Return the lines where the word "value" occurs.

* begin DATA RECORDS *

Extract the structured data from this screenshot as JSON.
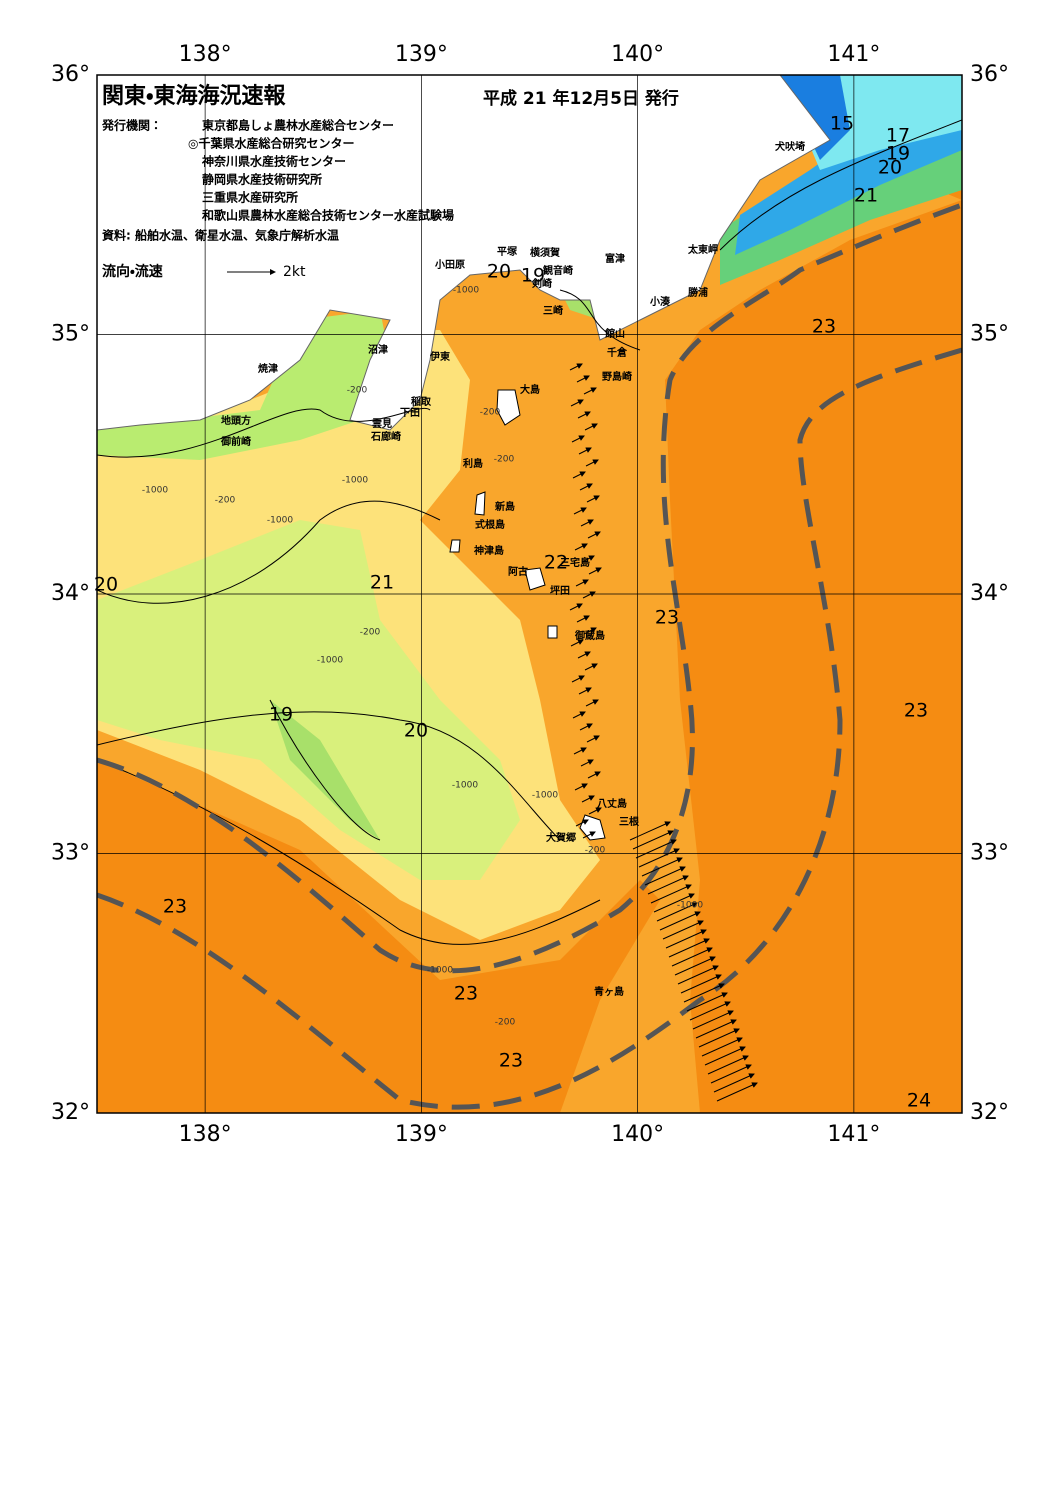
{
  "header": {
    "title": "関東・東海海況速報",
    "date": "平成 21 年12月5日 発行",
    "issuer_label": "発行機関：",
    "issuers": [
      "東京都島しょ農林水産総合センター",
      "◎千葉県水産総合研究センター",
      "神奈川県水産技術センター",
      "静岡県水産技術研究所",
      "三重県水産研究所",
      "和歌山県農林水産総合技術センター水産試験場"
    ],
    "sources": "資料: 船舶水温、衛星水温、気象庁解析水温",
    "current_legend": "流向・流速",
    "current_scale": "2kt"
  },
  "map": {
    "lon_ticks": [
      {
        "value": 138,
        "label": "138°"
      },
      {
        "value": 139,
        "label": "139°"
      },
      {
        "value": 140,
        "label": "140°"
      },
      {
        "value": 141,
        "label": "141°"
      }
    ],
    "lat_ticks": [
      {
        "value": 36,
        "label": "36°"
      },
      {
        "value": 35,
        "label": "35°"
      },
      {
        "value": 34,
        "label": "34°"
      },
      {
        "value": 33,
        "label": "33°"
      },
      {
        "value": 32,
        "label": "32°"
      }
    ],
    "lonlim": [
      137.5,
      141.5
    ],
    "latlim": [
      32,
      36
    ],
    "isotherm_labels": [
      "15",
      "17",
      "19",
      "20",
      "21",
      "20",
      "19",
      "22",
      "21",
      "20",
      "19",
      "20",
      "23",
      "23",
      "23",
      "23",
      "23",
      "23",
      "24"
    ],
    "depth_labels": [
      "-200",
      "-1000",
      "-200",
      "-1000",
      "-1000",
      "-200",
      "-1000",
      "-200",
      "-1000",
      "-1000",
      "-200",
      "-1000",
      "-200",
      "-1000",
      "-1000",
      "-200"
    ],
    "place_names": [
      "小田原",
      "平塚",
      "横須賀",
      "観音崎",
      "剣崎",
      "三崎",
      "富津",
      "太東岬",
      "勝浦",
      "小湊",
      "館山",
      "千倉",
      "野島崎",
      "犬吠埼",
      "沼津",
      "伊東",
      "焼津",
      "稲取",
      "下田",
      "雲見",
      "石廊崎",
      "地頭方",
      "御前崎",
      "大島",
      "利島",
      "新島",
      "式根島",
      "神津島",
      "三宅島",
      "阿古",
      "坪田",
      "御蔵島",
      "八丈島",
      "三根",
      "大賀郷",
      "青ヶ島"
    ]
  }
}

* end DATA RECORDS *

THE RESPONSE
        "value": 138,
        "value": 139,
        "value": 140,
        "value": 141,
        "value": 36,
        "value": 35,
        "value": 34,
        "value": 33,
        "value": 32,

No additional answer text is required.